### [TASKS AND EXERCISES]
1/ In the Zika virus text, where and on what date did the first US case of microcephaly associated with the Zika virus occur?
2/ List every mosquito repellent that the Zika virus text says the CDC recommends.
3/ Translate this sentence from the Zika virus text into Spanish: "Aspirin and other NSAIDs should be avoided until dengue fever can be ruled out to decrease the risk of hemorrhage."
START SELECTED EXTRACT
In May 2015, the Pan American Health Organization (PAHO) issued an alert regarding the first confirmed Zika virus infection in Brazil. Since then, there have documented cases of Zika virus infections in 20 countries in North and South America. Due to the threat and concern of transmission, the Center for Disease Control (CDC) issued a travel alert (Level 2-Practice Enhanced Precautions) for anyone traveling to these regions (see current list here).
CDC Travel Alert Notice
Only 1 in 5 people who become infected by the Zika virus develop symptoms, which are usually a mild viral prodromal syndrome (fever, rash, arthralgias, myalgias, conjunctivitis). Serious manifestations can include Guillaine-Barre syndrome and congenital microcephaly. Brazil has seen a 20-fold increase in number of cases of microcephaly from 2010 to 2014. Since October 2015, there have been 4,180 suspected cases (average of ~150/yr) of microcephaly in Brazil, but only 700 mothers were tested for the virus with only 270 positive results. The first case of microcephaly associated by the Zika virus on US soil was in Hawaii on January 15th, 2016 to a mother who lived in Brazil.
Because of the surge of microcephaly cases in an endemic region of Zika, the CDC is recommending that women who are pregnant, or are trying to become pregnant, should post-pone any travel to these regions.
Signs and symptoms of the acute Zika infection are very non-specific and the list of differential diagnoses is broad. If a patient has any suspicious symptoms within one week of travel to any of the at-risk regions, testing should occur as the Zika virus has become a nationally notifiable condition by the CDC. Testing includes reverse transcriptase-polymerase chain reaction (RT-PCR), virus-specific IgM and neutralizing antibodies and are only performed at the CDC Arbovirus Diagnostic Laboratory. Clinicians should contact local health departments to facilitate obtaining the correct testing sample and expediting transfer to the lab.
There is no specific treatment for the Zika virus. Treatment plans should be directed towards symptom relief and includes rest, oral rehydration, and acetaminophen for fever and pain relief. Aspirin and other NSAIDs should be avoided until dengue fever can be ruled out to decrease the risk of hemorrhage.
If travel must occur to endemic regions, patients should be advised to follow strict mosquito precautions to try to limit the exposure from the Aedes vector. N,N-Diethyl-meta-toluamide (DEET), Picaridin, oil of lemon eucalyptus, and IR3535 are all recommended by the CDC and are safe in pregnancy. There is no vaccine to the Zika virus yet, but preliminary works seem to be promising and early reports are pointing to the end of 2016 as a reasonable estimate for human trials to start.
For a PA practicing in the United States, this just adds to the list of traveler’s disease that you have to be hypervigilant about in patients with general complaints and recent travel to endemic regions. By no means do we need to start screening every patient with viral symptoms for Zika. But…if your patient has traveled to these regions, is pregnant, or may come into contact with patients who are pregnant, you should contact your local health department and screen them appropriately now that it is a nationally reportable disease. You should also take appropriate quarantine precautions if your clinic/department also has pregnant patients to limit disease contact to the most at risk patients. To date, there are no direct transmission cases of the virus (only the Aedes vector), but viruses can shift fast and it is better to be safer than sorry.
END SELECTED EXTRACT
START DATA SUPPLIED
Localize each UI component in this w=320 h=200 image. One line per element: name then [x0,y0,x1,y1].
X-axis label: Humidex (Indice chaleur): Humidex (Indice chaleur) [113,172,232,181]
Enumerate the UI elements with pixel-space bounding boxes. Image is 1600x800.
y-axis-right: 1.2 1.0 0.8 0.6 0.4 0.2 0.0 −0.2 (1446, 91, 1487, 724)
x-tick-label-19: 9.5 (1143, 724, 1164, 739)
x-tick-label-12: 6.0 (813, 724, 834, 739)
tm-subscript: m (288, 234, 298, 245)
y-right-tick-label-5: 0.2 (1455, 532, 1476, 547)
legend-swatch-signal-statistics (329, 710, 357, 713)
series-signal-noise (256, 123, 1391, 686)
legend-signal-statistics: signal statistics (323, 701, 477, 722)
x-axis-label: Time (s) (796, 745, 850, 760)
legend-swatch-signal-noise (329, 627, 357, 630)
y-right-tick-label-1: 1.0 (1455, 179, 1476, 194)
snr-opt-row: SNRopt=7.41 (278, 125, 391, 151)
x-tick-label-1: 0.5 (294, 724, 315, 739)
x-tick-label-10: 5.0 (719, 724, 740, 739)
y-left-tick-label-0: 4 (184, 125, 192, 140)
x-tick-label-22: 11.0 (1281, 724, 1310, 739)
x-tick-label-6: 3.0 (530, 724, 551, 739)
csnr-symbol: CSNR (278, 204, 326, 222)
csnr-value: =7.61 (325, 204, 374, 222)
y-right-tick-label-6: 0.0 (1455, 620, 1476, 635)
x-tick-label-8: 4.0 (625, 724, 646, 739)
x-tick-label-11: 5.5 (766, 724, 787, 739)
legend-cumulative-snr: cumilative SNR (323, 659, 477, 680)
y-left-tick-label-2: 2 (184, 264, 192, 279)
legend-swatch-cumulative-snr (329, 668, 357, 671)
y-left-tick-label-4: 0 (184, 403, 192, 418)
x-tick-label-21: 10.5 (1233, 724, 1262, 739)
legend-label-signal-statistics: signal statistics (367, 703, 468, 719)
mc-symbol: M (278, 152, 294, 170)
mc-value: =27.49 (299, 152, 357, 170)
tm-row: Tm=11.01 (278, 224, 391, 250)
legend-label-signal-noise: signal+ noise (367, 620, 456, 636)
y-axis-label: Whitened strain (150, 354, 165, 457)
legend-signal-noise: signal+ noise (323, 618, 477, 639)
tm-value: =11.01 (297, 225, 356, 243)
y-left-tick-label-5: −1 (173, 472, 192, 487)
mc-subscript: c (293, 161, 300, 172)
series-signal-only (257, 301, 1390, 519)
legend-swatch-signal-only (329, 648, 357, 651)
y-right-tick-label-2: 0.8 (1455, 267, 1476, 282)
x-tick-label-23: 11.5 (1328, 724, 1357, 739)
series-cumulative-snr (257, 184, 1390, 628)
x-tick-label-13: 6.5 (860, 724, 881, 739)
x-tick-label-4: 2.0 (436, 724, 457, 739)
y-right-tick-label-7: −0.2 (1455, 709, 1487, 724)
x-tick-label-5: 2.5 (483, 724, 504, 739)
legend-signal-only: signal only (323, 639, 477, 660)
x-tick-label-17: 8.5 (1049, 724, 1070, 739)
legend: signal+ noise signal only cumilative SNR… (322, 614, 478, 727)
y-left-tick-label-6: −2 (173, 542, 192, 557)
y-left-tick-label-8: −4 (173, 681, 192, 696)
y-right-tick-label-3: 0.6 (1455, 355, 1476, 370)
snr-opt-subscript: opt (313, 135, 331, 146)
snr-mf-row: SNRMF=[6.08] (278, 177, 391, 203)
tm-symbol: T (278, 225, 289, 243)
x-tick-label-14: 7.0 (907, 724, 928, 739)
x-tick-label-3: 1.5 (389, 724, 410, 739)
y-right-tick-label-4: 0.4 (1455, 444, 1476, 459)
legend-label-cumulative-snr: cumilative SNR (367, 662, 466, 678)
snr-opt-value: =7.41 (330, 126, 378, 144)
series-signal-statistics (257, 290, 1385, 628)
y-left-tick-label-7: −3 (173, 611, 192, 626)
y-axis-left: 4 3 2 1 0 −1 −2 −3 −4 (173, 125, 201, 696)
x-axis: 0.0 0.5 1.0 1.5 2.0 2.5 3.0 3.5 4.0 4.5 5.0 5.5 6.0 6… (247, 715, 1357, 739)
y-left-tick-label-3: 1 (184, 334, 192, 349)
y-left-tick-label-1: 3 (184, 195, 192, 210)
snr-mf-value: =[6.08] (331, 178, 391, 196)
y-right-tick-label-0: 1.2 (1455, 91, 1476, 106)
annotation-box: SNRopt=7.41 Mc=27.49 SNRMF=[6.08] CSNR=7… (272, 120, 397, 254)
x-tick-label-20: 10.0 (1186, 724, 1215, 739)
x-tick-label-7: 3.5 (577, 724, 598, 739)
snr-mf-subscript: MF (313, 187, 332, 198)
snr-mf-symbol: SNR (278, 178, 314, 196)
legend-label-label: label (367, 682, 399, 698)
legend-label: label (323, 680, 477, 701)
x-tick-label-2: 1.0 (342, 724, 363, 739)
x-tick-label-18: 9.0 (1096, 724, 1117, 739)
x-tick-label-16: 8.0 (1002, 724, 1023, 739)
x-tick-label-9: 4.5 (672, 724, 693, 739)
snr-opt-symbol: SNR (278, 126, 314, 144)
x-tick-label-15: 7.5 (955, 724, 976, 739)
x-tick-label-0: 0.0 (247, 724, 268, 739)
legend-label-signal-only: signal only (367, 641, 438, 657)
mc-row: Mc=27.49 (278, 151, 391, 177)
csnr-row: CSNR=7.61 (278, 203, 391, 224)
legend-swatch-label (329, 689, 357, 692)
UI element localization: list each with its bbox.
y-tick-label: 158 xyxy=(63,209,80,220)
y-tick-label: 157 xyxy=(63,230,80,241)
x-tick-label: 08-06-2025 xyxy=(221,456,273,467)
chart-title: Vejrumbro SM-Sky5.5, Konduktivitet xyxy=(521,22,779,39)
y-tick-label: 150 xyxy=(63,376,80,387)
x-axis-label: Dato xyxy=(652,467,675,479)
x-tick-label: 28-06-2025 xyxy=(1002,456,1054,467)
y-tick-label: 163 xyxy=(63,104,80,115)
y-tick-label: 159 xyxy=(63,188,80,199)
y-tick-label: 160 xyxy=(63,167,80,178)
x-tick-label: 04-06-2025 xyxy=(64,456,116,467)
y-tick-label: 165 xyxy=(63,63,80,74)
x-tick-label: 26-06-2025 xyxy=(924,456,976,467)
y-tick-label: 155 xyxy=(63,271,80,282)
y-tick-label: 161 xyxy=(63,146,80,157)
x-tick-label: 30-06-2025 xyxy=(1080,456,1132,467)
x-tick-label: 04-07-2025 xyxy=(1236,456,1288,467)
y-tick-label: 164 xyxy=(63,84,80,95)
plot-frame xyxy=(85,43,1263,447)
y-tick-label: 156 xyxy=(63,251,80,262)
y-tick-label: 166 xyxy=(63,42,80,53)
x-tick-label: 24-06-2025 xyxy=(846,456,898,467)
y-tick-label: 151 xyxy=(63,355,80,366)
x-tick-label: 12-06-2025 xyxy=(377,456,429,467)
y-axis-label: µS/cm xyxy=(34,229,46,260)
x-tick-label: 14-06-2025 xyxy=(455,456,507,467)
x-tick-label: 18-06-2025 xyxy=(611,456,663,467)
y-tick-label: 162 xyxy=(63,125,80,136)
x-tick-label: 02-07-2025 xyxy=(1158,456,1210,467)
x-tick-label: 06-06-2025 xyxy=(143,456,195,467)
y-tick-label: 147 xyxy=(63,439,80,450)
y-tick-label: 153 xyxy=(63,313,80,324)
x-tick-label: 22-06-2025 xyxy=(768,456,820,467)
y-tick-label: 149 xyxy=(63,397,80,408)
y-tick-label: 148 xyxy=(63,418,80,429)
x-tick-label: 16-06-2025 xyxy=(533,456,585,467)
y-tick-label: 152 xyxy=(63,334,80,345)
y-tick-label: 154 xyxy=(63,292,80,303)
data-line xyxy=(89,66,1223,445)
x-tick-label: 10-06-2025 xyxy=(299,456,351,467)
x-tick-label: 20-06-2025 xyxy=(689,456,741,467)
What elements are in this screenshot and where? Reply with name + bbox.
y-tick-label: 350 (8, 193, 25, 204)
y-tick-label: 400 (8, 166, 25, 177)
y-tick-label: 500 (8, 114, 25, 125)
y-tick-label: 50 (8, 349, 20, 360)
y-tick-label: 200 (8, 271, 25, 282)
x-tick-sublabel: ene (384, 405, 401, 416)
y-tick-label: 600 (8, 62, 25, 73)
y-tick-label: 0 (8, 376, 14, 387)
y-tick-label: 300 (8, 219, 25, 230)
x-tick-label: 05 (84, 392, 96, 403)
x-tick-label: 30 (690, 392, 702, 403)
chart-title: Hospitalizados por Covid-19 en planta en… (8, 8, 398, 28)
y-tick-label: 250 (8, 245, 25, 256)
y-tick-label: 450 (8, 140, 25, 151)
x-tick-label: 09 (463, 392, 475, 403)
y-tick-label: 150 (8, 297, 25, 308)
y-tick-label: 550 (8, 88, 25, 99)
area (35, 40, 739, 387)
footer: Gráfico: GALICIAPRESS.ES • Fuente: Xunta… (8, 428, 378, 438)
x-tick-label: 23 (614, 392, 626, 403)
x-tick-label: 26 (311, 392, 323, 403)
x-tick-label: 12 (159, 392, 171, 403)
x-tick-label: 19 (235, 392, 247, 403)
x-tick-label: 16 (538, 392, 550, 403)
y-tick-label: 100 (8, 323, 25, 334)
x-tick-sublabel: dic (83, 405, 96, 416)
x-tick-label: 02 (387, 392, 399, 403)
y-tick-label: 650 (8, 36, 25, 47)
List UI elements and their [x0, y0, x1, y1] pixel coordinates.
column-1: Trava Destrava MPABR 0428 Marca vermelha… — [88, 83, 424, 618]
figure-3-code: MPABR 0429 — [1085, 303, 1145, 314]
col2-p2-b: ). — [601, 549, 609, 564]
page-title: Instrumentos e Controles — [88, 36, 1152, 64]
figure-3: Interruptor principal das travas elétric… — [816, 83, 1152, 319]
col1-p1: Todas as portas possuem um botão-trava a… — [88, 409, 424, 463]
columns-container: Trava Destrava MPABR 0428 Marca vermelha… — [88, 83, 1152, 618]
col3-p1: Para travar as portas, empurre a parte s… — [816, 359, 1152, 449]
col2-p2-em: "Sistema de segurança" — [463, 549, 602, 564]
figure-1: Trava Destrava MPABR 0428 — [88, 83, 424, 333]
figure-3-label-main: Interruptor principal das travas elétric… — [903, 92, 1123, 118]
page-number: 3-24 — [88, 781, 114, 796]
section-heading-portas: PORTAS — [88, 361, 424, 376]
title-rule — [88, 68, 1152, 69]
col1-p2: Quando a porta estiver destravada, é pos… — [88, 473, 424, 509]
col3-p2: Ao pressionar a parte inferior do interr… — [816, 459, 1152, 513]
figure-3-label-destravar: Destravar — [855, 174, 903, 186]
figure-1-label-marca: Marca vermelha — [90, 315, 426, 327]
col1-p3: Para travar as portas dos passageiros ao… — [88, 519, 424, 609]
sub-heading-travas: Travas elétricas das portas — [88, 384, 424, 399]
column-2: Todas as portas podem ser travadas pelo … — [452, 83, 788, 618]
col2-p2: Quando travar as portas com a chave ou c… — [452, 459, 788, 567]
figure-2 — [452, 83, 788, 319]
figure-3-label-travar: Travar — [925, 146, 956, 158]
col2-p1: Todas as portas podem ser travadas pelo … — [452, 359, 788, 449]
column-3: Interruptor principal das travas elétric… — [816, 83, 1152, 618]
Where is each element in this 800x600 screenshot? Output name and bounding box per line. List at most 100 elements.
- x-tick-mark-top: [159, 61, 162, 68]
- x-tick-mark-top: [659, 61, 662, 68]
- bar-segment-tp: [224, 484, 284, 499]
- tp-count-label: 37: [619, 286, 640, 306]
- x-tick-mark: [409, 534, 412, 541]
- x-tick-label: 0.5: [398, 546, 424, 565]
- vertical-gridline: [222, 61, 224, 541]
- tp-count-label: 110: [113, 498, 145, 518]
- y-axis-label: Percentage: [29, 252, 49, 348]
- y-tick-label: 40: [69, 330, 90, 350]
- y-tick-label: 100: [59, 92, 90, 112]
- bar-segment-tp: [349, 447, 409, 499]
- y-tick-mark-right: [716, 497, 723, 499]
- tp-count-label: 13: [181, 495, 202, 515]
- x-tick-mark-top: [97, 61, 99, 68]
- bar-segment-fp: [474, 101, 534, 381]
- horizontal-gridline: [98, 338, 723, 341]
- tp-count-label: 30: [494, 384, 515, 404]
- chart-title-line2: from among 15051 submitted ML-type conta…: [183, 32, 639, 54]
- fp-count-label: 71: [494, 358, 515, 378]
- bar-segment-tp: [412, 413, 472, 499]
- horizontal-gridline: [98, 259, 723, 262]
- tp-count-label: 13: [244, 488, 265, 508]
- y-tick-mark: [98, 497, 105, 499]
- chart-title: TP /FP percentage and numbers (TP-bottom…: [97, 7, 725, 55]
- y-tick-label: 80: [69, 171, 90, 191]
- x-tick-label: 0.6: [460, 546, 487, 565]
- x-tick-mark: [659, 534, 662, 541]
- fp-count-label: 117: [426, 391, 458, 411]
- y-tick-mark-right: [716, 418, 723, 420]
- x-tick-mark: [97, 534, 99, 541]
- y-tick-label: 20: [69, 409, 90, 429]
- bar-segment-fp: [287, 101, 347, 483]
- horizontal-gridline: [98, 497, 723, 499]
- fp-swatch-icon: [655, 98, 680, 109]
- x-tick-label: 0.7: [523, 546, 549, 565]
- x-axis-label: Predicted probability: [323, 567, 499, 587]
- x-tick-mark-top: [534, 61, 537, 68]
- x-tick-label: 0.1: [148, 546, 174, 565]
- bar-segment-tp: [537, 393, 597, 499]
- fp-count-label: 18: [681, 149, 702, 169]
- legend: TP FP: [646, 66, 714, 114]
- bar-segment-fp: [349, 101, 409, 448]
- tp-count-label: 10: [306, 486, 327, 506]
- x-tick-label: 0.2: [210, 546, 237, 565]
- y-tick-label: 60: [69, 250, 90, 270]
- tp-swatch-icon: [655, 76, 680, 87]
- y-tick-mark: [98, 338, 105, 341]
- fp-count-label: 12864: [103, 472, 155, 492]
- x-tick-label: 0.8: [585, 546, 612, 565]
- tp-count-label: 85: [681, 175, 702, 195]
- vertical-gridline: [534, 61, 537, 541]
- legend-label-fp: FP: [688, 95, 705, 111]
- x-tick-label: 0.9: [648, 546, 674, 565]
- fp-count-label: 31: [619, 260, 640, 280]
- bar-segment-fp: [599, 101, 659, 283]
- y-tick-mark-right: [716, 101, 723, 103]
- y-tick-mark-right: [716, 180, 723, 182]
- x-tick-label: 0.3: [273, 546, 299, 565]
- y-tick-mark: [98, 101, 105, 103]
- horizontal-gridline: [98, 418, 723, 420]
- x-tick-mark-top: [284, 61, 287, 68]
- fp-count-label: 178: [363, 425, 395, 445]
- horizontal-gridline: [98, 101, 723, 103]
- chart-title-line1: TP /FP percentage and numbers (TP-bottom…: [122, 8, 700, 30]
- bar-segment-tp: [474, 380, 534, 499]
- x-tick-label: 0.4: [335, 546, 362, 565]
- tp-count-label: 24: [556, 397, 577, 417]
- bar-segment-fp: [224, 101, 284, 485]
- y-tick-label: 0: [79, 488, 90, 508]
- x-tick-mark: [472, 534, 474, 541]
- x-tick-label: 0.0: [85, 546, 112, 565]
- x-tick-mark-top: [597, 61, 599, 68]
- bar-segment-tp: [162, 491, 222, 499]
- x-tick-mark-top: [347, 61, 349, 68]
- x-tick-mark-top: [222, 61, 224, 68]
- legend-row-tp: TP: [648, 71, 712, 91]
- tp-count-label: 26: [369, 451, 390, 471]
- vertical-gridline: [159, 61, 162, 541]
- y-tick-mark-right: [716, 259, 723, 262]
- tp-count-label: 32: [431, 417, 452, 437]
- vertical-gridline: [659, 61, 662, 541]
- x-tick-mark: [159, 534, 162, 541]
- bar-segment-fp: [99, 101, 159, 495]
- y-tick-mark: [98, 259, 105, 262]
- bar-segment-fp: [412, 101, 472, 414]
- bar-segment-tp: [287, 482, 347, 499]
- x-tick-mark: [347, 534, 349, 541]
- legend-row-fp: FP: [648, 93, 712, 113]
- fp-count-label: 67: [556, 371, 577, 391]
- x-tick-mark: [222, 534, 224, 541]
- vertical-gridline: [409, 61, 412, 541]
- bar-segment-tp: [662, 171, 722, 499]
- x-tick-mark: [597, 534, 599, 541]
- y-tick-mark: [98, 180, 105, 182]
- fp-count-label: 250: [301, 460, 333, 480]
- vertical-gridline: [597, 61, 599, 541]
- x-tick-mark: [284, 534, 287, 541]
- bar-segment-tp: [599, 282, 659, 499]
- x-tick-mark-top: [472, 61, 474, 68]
END DATA SUPPLIED
### [EXERCISE ANSWERS]
1/ Hawaii, on January 15th, 2016.

2/ N,N-Diethyl-meta-toluamide (DEET), Picaridin, oil of lemon eucalyptus, IR3535

3/ La aspirina y otros AINE deben evitarse hasta que se pueda descartar el dengue, para disminuir el riesgo de hemorragia.